■ What is asked
List all lines of the data that include the string "ὁποῖον".

>> BEGIN Data for this task

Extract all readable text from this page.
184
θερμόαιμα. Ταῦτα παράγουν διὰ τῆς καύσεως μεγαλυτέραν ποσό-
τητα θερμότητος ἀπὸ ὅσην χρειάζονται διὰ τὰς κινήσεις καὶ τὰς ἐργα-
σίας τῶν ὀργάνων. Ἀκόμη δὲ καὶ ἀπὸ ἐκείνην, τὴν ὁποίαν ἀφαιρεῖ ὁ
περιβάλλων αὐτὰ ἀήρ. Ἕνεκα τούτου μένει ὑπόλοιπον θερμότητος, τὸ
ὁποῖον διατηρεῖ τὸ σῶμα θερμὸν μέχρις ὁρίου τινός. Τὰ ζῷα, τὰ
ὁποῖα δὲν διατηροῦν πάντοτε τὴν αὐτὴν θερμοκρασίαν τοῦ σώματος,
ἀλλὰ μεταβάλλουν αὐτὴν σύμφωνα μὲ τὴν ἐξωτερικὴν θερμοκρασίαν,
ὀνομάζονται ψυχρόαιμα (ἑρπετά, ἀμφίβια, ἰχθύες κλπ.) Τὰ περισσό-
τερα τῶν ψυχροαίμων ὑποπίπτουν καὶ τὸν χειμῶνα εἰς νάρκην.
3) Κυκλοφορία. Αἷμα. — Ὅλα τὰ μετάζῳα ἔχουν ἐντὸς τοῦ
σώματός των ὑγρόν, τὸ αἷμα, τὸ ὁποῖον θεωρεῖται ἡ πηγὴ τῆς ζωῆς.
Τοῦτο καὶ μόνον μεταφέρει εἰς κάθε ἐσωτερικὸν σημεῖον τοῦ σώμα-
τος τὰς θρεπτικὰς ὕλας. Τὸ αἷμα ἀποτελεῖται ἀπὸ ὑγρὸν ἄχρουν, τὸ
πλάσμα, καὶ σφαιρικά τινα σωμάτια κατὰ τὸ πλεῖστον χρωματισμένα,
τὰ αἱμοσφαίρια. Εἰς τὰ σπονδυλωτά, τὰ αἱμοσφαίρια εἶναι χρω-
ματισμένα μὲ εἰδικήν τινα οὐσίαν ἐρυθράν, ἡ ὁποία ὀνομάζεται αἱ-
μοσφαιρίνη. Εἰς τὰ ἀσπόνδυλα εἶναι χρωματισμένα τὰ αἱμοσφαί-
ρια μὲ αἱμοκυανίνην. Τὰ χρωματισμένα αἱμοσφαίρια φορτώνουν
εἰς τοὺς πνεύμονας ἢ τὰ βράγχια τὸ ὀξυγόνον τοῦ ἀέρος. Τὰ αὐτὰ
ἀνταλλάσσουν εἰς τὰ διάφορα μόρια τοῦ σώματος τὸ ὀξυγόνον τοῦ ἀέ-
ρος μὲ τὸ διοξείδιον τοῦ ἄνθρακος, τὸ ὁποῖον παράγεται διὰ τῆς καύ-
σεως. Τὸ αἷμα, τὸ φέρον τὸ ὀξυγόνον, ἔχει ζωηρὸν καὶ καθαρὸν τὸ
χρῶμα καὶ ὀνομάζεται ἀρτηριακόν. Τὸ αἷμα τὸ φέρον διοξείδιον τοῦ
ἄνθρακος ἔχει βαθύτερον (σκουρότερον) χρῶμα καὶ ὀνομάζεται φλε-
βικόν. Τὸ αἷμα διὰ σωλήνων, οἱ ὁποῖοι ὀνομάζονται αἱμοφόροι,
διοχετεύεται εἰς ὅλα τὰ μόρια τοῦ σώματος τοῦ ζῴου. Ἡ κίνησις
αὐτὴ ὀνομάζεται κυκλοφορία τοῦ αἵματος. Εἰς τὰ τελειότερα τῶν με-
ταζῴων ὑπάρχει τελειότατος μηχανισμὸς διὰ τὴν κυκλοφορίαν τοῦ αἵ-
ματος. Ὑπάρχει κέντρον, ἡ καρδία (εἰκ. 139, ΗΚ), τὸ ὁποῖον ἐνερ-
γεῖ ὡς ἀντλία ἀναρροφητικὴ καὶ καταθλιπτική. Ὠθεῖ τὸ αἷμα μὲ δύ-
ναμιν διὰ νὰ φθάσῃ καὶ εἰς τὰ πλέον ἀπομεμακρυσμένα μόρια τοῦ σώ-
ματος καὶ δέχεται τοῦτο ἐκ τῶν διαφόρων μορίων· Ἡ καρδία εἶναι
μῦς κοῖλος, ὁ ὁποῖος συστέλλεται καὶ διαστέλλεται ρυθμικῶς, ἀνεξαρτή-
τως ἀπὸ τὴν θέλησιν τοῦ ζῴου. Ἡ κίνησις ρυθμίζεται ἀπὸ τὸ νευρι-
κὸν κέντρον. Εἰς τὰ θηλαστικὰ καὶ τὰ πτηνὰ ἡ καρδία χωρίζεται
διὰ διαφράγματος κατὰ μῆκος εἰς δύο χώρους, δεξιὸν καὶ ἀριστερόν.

>> END Data for this task

■ Solution to this problem
ὁποῖον διατηρεῖ τὸ σῶμα θερμὸν μέχρις ὁρίου τινός. Τὰ ζῷα, τὰ
σώματός των ὑγρόν, τὸ αἷμα, τὸ ὁποῖον θεωρεῖται ἡ πηγὴ τῆς ζωῆς.
ρος μὲ τὸ διοξείδιον τοῦ ἄνθρακος, τὸ ὁποῖον παράγεται διὰ τῆς καύ-
ματος. Ὑπάρχει κέντρον, ἡ καρδία (εἰκ. 139, ΗΚ), τὸ ὁποῖον ἐνερ-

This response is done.